Start of SUPPLIED RECORDS

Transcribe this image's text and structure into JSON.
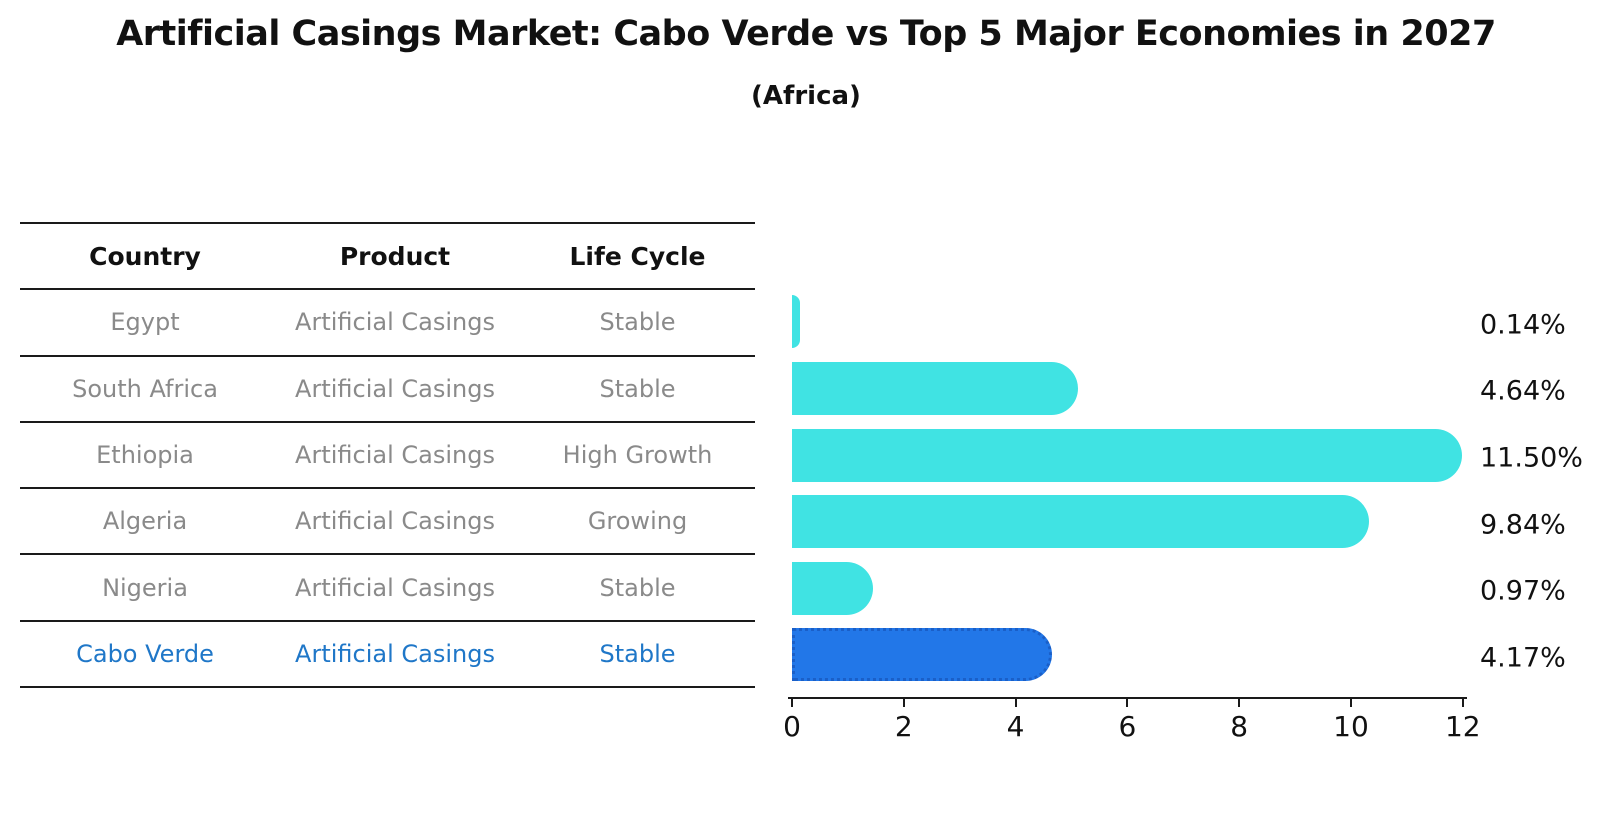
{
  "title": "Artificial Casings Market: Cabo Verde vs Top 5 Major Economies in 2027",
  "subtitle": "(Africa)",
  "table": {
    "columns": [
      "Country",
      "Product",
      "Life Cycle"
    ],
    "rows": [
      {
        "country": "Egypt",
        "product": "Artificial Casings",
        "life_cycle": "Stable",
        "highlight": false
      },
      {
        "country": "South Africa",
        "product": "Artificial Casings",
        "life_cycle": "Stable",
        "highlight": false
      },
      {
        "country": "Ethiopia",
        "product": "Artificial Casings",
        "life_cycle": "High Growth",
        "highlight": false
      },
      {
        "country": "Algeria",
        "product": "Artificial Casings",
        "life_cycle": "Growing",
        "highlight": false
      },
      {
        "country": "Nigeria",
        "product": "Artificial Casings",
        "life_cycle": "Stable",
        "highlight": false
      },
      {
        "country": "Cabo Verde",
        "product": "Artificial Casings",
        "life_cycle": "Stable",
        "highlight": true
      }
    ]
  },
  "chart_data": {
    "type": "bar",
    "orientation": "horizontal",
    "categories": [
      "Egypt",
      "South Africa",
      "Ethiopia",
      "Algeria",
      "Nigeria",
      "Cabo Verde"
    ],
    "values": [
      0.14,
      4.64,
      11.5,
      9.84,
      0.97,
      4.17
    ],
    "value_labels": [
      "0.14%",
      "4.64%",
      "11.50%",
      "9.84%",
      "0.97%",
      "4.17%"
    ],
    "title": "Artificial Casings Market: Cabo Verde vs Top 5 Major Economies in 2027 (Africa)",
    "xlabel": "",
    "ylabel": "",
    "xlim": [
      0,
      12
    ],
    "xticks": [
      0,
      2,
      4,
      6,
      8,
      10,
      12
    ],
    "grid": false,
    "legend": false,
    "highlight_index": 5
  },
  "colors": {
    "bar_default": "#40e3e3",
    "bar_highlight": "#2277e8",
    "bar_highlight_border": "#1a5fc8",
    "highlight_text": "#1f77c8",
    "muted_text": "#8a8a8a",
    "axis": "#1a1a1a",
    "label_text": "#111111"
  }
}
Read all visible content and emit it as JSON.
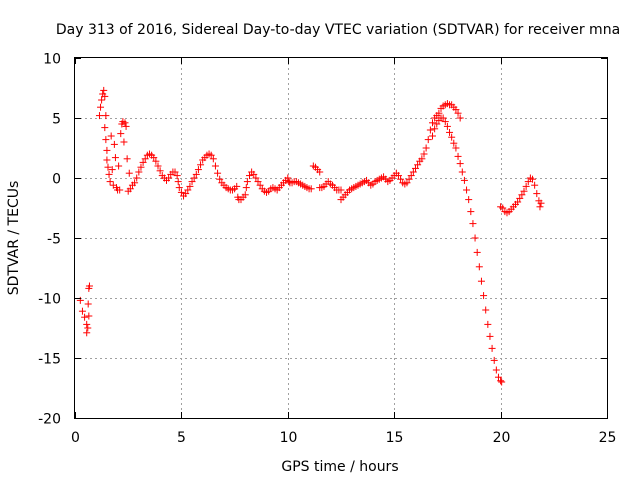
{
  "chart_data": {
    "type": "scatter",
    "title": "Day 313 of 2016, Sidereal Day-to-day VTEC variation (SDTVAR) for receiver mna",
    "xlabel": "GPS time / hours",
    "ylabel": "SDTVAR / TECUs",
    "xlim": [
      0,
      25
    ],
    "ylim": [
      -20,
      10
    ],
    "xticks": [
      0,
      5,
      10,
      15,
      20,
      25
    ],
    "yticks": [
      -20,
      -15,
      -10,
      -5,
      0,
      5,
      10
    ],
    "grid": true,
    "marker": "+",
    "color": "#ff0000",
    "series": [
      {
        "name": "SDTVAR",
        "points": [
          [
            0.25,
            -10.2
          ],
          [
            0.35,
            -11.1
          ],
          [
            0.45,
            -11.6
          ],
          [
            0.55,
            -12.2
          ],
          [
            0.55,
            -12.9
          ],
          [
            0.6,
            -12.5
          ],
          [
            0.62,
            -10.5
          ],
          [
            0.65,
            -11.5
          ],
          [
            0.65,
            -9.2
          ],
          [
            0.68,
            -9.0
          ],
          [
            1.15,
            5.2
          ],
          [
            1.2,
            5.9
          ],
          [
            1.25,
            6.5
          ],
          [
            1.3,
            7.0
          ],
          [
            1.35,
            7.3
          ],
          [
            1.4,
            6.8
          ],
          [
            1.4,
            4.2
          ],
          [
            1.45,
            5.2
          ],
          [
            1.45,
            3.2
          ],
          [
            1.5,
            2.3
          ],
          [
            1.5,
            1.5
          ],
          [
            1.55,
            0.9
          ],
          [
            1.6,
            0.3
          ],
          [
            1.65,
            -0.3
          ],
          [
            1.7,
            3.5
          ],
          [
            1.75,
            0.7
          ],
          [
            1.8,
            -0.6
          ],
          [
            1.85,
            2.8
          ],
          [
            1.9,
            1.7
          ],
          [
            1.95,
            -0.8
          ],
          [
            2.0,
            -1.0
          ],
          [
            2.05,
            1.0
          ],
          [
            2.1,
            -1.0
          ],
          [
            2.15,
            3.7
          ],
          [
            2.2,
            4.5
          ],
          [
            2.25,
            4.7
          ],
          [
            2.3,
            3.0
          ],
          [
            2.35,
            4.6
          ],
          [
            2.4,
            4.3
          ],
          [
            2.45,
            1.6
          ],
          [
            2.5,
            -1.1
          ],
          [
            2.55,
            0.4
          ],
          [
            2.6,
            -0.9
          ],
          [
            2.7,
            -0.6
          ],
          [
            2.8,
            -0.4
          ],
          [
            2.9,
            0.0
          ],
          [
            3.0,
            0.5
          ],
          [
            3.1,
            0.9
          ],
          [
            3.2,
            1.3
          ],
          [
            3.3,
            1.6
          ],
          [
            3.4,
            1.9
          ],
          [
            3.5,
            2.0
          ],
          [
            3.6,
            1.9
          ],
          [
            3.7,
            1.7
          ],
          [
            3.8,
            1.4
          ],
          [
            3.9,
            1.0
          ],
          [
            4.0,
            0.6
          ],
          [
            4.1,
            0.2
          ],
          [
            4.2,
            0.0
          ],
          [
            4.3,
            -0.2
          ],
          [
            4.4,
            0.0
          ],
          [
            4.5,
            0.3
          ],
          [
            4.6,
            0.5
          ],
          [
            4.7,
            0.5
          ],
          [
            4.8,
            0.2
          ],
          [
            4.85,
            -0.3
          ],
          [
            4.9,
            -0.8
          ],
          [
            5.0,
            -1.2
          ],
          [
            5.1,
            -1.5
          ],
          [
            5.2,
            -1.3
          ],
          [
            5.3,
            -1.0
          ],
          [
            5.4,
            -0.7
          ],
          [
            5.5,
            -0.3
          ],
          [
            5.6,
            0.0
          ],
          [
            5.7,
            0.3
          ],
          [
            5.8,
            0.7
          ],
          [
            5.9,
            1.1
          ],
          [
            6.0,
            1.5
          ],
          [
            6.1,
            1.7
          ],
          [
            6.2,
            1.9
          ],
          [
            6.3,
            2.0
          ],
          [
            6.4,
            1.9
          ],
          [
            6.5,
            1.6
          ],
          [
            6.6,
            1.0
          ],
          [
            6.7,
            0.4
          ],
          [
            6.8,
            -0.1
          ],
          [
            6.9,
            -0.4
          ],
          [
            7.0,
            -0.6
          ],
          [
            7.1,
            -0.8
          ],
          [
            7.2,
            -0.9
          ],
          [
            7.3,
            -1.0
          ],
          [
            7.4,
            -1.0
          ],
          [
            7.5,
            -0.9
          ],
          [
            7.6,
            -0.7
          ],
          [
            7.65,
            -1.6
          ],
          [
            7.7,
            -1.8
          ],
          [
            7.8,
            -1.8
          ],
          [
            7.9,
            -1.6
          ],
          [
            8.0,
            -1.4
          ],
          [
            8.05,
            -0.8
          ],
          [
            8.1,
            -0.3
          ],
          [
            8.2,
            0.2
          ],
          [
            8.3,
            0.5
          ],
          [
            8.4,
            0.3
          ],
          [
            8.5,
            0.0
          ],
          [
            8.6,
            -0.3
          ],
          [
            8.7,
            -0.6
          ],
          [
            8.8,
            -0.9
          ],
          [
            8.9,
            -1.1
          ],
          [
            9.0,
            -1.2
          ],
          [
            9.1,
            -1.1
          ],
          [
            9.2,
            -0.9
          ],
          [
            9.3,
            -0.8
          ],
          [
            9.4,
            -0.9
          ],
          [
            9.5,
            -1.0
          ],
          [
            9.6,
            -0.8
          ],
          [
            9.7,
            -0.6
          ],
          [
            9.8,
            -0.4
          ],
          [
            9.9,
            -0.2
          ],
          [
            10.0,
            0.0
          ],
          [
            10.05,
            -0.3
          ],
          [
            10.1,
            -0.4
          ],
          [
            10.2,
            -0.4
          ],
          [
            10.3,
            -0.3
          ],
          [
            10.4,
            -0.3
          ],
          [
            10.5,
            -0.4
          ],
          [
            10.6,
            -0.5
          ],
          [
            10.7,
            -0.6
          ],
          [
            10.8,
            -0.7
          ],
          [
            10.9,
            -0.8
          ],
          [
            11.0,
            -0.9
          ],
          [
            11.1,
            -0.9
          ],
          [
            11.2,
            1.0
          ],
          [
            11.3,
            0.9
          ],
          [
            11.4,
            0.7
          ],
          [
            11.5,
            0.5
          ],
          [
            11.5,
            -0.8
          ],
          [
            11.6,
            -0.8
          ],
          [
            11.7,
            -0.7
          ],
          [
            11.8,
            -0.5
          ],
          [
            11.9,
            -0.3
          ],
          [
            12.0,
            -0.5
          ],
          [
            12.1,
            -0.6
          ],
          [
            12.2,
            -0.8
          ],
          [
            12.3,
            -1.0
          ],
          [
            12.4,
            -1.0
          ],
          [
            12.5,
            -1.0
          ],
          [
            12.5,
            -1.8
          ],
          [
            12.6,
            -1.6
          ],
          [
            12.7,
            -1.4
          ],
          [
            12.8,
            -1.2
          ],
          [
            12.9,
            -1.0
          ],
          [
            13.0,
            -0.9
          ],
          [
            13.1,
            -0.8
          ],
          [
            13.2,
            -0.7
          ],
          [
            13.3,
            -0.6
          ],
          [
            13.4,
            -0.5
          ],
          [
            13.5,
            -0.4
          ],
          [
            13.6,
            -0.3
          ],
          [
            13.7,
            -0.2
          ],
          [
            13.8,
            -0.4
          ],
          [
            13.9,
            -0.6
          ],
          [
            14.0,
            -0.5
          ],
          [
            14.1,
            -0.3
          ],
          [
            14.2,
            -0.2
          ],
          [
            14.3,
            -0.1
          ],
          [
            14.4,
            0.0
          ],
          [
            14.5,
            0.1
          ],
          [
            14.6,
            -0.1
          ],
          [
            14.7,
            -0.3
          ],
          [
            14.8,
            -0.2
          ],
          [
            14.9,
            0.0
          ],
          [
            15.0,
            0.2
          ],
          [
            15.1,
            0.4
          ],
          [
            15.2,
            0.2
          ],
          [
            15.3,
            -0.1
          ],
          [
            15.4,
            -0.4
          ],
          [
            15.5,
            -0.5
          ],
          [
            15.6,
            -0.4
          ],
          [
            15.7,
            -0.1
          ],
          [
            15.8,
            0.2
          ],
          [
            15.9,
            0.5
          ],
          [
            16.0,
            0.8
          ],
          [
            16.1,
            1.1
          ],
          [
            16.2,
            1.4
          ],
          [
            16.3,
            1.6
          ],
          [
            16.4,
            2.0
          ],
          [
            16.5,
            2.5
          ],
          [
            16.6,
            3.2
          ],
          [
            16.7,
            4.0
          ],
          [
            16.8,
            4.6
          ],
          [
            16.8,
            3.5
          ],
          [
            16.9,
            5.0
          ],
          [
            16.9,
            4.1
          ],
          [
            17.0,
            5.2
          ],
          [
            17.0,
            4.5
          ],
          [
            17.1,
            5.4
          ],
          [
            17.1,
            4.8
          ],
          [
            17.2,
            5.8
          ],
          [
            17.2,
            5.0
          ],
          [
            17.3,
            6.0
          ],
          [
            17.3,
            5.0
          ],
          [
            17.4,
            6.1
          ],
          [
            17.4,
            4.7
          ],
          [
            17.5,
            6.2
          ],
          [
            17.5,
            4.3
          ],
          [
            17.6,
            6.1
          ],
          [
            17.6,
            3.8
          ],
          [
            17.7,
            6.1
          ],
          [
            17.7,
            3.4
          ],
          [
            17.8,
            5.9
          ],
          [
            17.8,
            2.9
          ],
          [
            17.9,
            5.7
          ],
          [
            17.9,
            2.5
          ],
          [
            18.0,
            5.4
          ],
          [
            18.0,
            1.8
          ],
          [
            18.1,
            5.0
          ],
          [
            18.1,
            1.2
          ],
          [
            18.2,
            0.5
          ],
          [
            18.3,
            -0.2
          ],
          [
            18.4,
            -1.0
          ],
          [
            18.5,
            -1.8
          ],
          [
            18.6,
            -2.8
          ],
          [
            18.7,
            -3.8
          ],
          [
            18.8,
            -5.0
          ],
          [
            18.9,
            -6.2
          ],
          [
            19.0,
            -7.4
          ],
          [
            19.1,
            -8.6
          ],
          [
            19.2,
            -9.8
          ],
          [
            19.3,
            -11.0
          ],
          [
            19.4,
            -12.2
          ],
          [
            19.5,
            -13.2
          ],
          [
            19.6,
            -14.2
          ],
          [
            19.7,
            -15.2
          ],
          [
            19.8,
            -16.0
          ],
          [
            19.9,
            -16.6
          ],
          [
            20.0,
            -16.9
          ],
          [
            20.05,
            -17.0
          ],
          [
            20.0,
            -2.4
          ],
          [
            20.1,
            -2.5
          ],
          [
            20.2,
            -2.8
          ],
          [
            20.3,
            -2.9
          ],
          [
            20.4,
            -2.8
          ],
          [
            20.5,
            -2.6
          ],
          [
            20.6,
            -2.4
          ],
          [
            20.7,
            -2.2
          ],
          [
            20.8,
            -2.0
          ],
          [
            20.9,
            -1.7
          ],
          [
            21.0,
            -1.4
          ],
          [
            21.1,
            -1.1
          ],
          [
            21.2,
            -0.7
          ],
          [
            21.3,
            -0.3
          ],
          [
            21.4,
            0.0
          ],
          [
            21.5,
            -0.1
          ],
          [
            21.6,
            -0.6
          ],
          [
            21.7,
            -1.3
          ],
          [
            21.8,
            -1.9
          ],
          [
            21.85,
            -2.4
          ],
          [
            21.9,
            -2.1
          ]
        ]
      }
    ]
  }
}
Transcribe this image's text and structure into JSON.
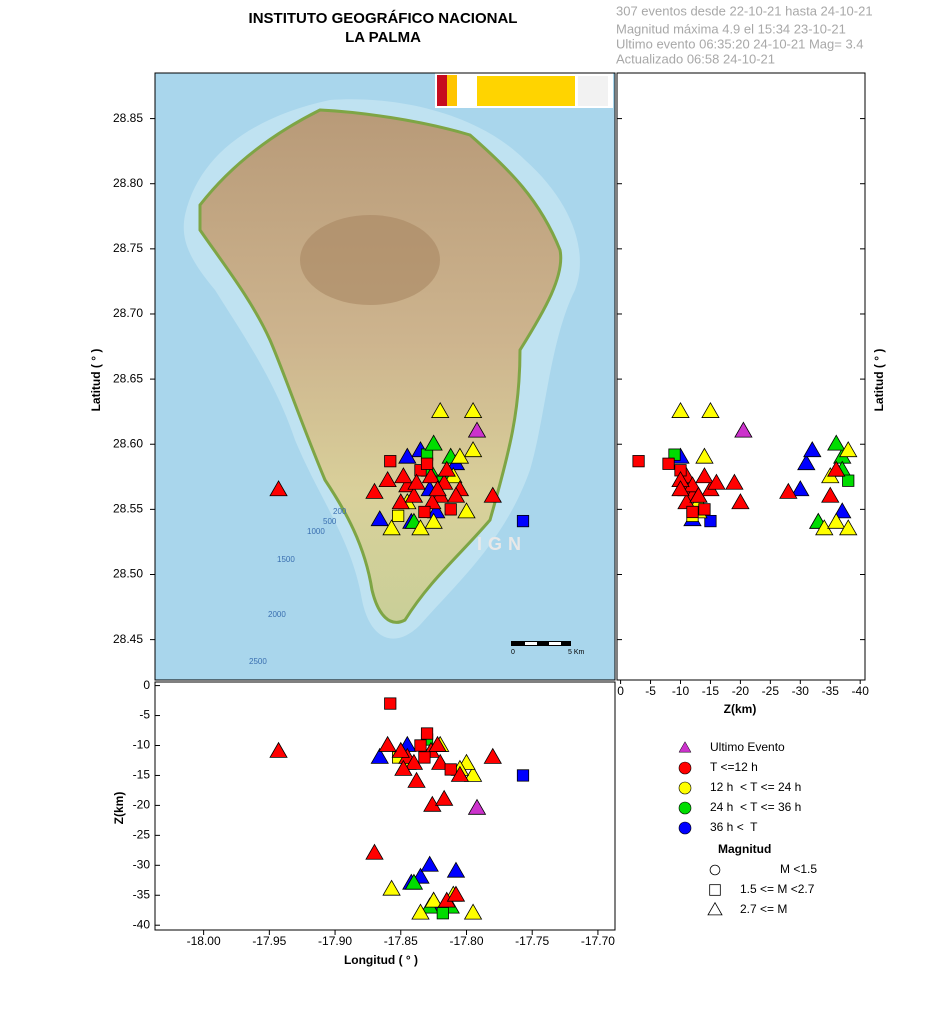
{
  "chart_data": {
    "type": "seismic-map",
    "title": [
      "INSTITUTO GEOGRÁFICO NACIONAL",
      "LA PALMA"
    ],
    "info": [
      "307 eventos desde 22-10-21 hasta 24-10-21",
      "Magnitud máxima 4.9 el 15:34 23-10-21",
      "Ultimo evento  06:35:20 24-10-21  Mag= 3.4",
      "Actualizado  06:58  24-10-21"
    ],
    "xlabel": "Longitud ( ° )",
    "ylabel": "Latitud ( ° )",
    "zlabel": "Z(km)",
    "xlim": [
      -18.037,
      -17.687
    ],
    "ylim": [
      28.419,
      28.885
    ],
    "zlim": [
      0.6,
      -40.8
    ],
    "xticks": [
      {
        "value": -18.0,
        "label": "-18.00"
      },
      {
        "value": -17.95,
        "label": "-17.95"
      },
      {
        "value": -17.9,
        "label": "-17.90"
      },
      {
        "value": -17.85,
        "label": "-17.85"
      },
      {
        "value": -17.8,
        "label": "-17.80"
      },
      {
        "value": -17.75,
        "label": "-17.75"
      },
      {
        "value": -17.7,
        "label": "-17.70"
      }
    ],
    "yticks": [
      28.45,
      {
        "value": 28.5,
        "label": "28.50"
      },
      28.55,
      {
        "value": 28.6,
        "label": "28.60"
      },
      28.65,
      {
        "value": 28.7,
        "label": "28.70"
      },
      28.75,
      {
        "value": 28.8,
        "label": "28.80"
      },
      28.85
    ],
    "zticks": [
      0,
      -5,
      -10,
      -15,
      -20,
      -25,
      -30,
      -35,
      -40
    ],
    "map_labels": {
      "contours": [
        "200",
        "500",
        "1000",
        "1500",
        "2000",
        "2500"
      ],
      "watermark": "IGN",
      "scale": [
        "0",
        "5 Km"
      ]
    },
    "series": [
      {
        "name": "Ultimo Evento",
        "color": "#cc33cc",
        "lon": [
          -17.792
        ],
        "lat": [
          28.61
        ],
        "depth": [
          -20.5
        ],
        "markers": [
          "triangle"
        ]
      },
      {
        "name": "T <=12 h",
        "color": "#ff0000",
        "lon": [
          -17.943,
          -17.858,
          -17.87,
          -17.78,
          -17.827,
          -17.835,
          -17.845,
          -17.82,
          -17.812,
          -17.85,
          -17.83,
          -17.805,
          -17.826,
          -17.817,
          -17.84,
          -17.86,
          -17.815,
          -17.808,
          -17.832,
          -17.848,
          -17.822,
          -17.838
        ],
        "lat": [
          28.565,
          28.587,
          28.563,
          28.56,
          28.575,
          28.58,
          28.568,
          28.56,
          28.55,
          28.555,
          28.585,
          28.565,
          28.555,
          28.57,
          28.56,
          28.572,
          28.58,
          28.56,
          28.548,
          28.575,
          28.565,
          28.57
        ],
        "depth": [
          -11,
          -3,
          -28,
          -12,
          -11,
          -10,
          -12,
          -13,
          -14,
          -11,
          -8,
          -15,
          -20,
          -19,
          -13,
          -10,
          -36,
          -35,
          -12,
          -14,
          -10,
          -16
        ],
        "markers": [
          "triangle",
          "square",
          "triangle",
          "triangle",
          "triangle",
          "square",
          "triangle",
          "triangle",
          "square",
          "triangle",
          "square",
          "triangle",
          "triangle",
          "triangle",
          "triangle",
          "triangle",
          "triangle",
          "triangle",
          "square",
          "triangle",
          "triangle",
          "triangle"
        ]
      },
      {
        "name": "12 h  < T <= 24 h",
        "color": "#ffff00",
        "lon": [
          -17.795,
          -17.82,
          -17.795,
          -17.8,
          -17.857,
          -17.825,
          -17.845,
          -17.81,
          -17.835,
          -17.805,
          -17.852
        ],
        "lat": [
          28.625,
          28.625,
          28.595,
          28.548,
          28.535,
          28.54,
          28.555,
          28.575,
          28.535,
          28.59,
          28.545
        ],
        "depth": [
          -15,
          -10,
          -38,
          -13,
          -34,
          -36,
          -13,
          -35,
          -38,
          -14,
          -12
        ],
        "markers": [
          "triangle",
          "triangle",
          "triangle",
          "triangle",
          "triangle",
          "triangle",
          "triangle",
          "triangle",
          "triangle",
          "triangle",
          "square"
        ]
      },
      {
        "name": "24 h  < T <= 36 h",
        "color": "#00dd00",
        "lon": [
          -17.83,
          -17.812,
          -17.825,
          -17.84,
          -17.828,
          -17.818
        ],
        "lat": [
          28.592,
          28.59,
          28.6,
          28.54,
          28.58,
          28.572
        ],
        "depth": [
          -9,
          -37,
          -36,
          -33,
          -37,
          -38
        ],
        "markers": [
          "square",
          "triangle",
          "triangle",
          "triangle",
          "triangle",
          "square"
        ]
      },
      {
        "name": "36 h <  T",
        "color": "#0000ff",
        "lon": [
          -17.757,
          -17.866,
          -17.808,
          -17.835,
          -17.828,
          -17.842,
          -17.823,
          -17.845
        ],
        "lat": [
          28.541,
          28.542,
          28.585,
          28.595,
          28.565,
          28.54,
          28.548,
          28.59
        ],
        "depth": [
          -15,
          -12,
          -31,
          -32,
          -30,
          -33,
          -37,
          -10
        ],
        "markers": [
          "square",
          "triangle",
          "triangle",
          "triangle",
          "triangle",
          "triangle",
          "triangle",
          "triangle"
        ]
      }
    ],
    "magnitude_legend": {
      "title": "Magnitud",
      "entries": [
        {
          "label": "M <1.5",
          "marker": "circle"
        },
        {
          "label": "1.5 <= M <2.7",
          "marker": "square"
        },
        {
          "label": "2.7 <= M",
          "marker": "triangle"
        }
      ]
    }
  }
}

End of SUPPLIED RECORDS

PROBLEM TO WORK ON:
Copy all lines from the material that contain "ylabel".

EXERCISE RESULT:
    "ylabel": "",
    "ylabel": "SDTVAR / TECUs",
    "ylabel": "Latitud ( ° )",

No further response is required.